------ GIVEN DATA ------
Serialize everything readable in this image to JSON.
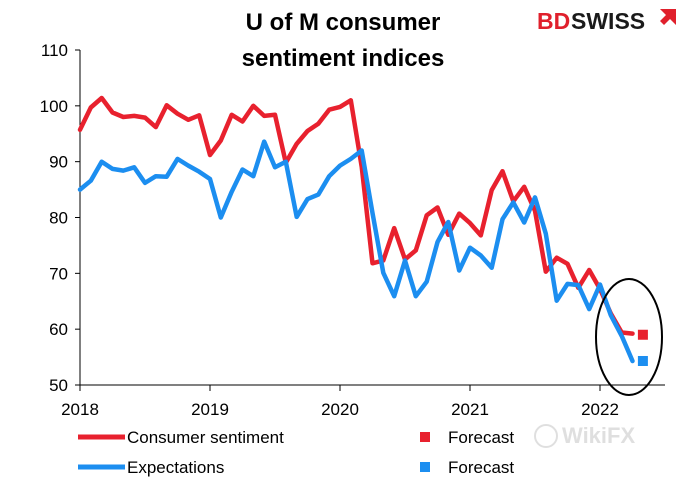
{
  "chart_data": {
    "type": "line",
    "title_line1": "U of M consumer",
    "title_line2": "sentiment indices",
    "ylim": [
      50,
      110
    ],
    "yticks": [
      50,
      60,
      70,
      80,
      90,
      100,
      110
    ],
    "xlim": [
      2018,
      2022.5
    ],
    "xticks": [
      2018,
      2019,
      2020,
      2021,
      2022
    ],
    "series": [
      {
        "name": "Consumer sentiment",
        "color": "#e8212e",
        "x": [
          2018.0,
          2018.083,
          2018.167,
          2018.25,
          2018.333,
          2018.417,
          2018.5,
          2018.583,
          2018.667,
          2018.75,
          2018.833,
          2018.917,
          2019.0,
          2019.083,
          2019.167,
          2019.25,
          2019.333,
          2019.417,
          2019.5,
          2019.583,
          2019.667,
          2019.75,
          2019.833,
          2019.917,
          2020.0,
          2020.083,
          2020.167,
          2020.25,
          2020.333,
          2020.417,
          2020.5,
          2020.583,
          2020.667,
          2020.75,
          2020.833,
          2020.917,
          2021.0,
          2021.083,
          2021.167,
          2021.25,
          2021.333,
          2021.417,
          2021.5,
          2021.583,
          2021.667,
          2021.75,
          2021.833,
          2021.917,
          2022.0,
          2022.083,
          2022.167,
          2022.25
        ],
        "values": [
          95.7,
          99.7,
          101.4,
          98.8,
          98.0,
          98.2,
          97.9,
          96.2,
          100.1,
          98.6,
          97.5,
          98.3,
          91.2,
          93.8,
          98.4,
          97.2,
          100.0,
          98.2,
          98.4,
          89.8,
          93.2,
          95.5,
          96.8,
          99.3,
          99.8,
          101.0,
          89.1,
          71.8,
          72.3,
          78.1,
          72.5,
          74.1,
          80.4,
          81.8,
          76.9,
          80.7,
          79.0,
          76.8,
          84.9,
          88.3,
          82.9,
          85.5,
          81.2,
          70.3,
          72.8,
          71.7,
          67.4,
          70.6,
          67.2,
          62.8,
          59.4,
          59.2
        ]
      },
      {
        "name": "Expectations",
        "color": "#1c8ef0",
        "x": [
          2018.0,
          2018.083,
          2018.167,
          2018.25,
          2018.333,
          2018.417,
          2018.5,
          2018.583,
          2018.667,
          2018.75,
          2018.833,
          2018.917,
          2019.0,
          2019.083,
          2019.167,
          2019.25,
          2019.333,
          2019.417,
          2019.5,
          2019.583,
          2019.667,
          2019.75,
          2019.833,
          2019.917,
          2020.0,
          2020.083,
          2020.167,
          2020.25,
          2020.333,
          2020.417,
          2020.5,
          2020.583,
          2020.667,
          2020.75,
          2020.833,
          2020.917,
          2021.0,
          2021.083,
          2021.167,
          2021.25,
          2021.333,
          2021.417,
          2021.5,
          2021.583,
          2021.667,
          2021.75,
          2021.833,
          2021.917,
          2022.0,
          2022.083,
          2022.167,
          2022.25
        ],
        "values": [
          85.0,
          86.6,
          90.0,
          88.7,
          88.4,
          89.0,
          86.2,
          87.4,
          87.3,
          90.5,
          89.3,
          88.2,
          86.9,
          80.0,
          84.6,
          88.6,
          87.4,
          93.6,
          89.0,
          90.0,
          80.1,
          83.3,
          84.1,
          87.4,
          89.3,
          90.5,
          92.0,
          80.8,
          70.1,
          65.9,
          72.3,
          65.9,
          68.5,
          75.6,
          79.2,
          70.5,
          74.6,
          73.2,
          71.0,
          79.7,
          82.7,
          79.1,
          83.6,
          77.1,
          65.1,
          68.1,
          67.9,
          63.6,
          68.0,
          62.5,
          58.8,
          54.3
        ]
      }
    ],
    "forecasts": [
      {
        "name": "Forecast",
        "color": "#e8212e",
        "x": 2022.33,
        "value": 59.0
      },
      {
        "name": "Forecast",
        "color": "#1c8ef0",
        "x": 2022.33,
        "value": 54.3
      }
    ],
    "grid": false,
    "legend": "bottom",
    "annotation": "ellipse around latest readings and forecasts"
  },
  "brand": {
    "part1": "BD",
    "part2": "SWISS",
    "accent_color": "#e0202c"
  },
  "watermark": {
    "text": "WikiFX"
  }
}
------
[TASK TO COMPLETE]
Copy the listing word for word, excluding its pictures.

[SOLVED PROBLEM]
Serialize everything readable in this image to JSON.
{
  "chart_data": {
    "type": "line",
    "title_line1": "U of M consumer",
    "title_line2": "sentiment indices",
    "ylim": [
      50,
      110
    ],
    "yticks": [
      50,
      60,
      70,
      80,
      90,
      100,
      110
    ],
    "xlim": [
      2018,
      2022.5
    ],
    "xticks": [
      2018,
      2019,
      2020,
      2021,
      2022
    ],
    "series": [
      {
        "name": "Consumer sentiment",
        "color": "#e8212e",
        "x": [
          2018.0,
          2018.083,
          2018.167,
          2018.25,
          2018.333,
          2018.417,
          2018.5,
          2018.583,
          2018.667,
          2018.75,
          2018.833,
          2018.917,
          2019.0,
          2019.083,
          2019.167,
          2019.25,
          2019.333,
          2019.417,
          2019.5,
          2019.583,
          2019.667,
          2019.75,
          2019.833,
          2019.917,
          2020.0,
          2020.083,
          2020.167,
          2020.25,
          2020.333,
          2020.417,
          2020.5,
          2020.583,
          2020.667,
          2020.75,
          2020.833,
          2020.917,
          2021.0,
          2021.083,
          2021.167,
          2021.25,
          2021.333,
          2021.417,
          2021.5,
          2021.583,
          2021.667,
          2021.75,
          2021.833,
          2021.917,
          2022.0,
          2022.083,
          2022.167,
          2022.25
        ],
        "values": [
          95.7,
          99.7,
          101.4,
          98.8,
          98.0,
          98.2,
          97.9,
          96.2,
          100.1,
          98.6,
          97.5,
          98.3,
          91.2,
          93.8,
          98.4,
          97.2,
          100.0,
          98.2,
          98.4,
          89.8,
          93.2,
          95.5,
          96.8,
          99.3,
          99.8,
          101.0,
          89.1,
          71.8,
          72.3,
          78.1,
          72.5,
          74.1,
          80.4,
          81.8,
          76.9,
          80.7,
          79.0,
          76.8,
          84.9,
          88.3,
          82.9,
          85.5,
          81.2,
          70.3,
          72.8,
          71.7,
          67.4,
          70.6,
          67.2,
          62.8,
          59.4,
          59.2
        ]
      },
      {
        "name": "Expectations",
        "color": "#1c8ef0",
        "x": [
          2018.0,
          2018.083,
          2018.167,
          2018.25,
          2018.333,
          2018.417,
          2018.5,
          2018.583,
          2018.667,
          2018.75,
          2018.833,
          2018.917,
          2019.0,
          2019.083,
          2019.167,
          2019.25,
          2019.333,
          2019.417,
          2019.5,
          2019.583,
          2019.667,
          2019.75,
          2019.833,
          2019.917,
          2020.0,
          2020.083,
          2020.167,
          2020.25,
          2020.333,
          2020.417,
          2020.5,
          2020.583,
          2020.667,
          2020.75,
          2020.833,
          2020.917,
          2021.0,
          2021.083,
          2021.167,
          2021.25,
          2021.333,
          2021.417,
          2021.5,
          2021.583,
          2021.667,
          2021.75,
          2021.833,
          2021.917,
          2022.0,
          2022.083,
          2022.167,
          2022.25
        ],
        "values": [
          85.0,
          86.6,
          90.0,
          88.7,
          88.4,
          89.0,
          86.2,
          87.4,
          87.3,
          90.5,
          89.3,
          88.2,
          86.9,
          80.0,
          84.6,
          88.6,
          87.4,
          93.6,
          89.0,
          90.0,
          80.1,
          83.3,
          84.1,
          87.4,
          89.3,
          90.5,
          92.0,
          80.8,
          70.1,
          65.9,
          72.3,
          65.9,
          68.5,
          75.6,
          79.2,
          70.5,
          74.6,
          73.2,
          71.0,
          79.7,
          82.7,
          79.1,
          83.6,
          77.1,
          65.1,
          68.1,
          67.9,
          63.6,
          68.0,
          62.5,
          58.8,
          54.3
        ]
      }
    ],
    "forecasts": [
      {
        "name": "Forecast",
        "color": "#e8212e",
        "x": 2022.33,
        "value": 59.0
      },
      {
        "name": "Forecast",
        "color": "#1c8ef0",
        "x": 2022.33,
        "value": 54.3
      }
    ],
    "grid": false,
    "legend": "bottom",
    "annotation": "ellipse around latest readings and forecasts"
  },
  "brand": {
    "part1": "BD",
    "part2": "SWISS",
    "accent_color": "#e0202c"
  },
  "watermark": {
    "text": "WikiFX"
  }
}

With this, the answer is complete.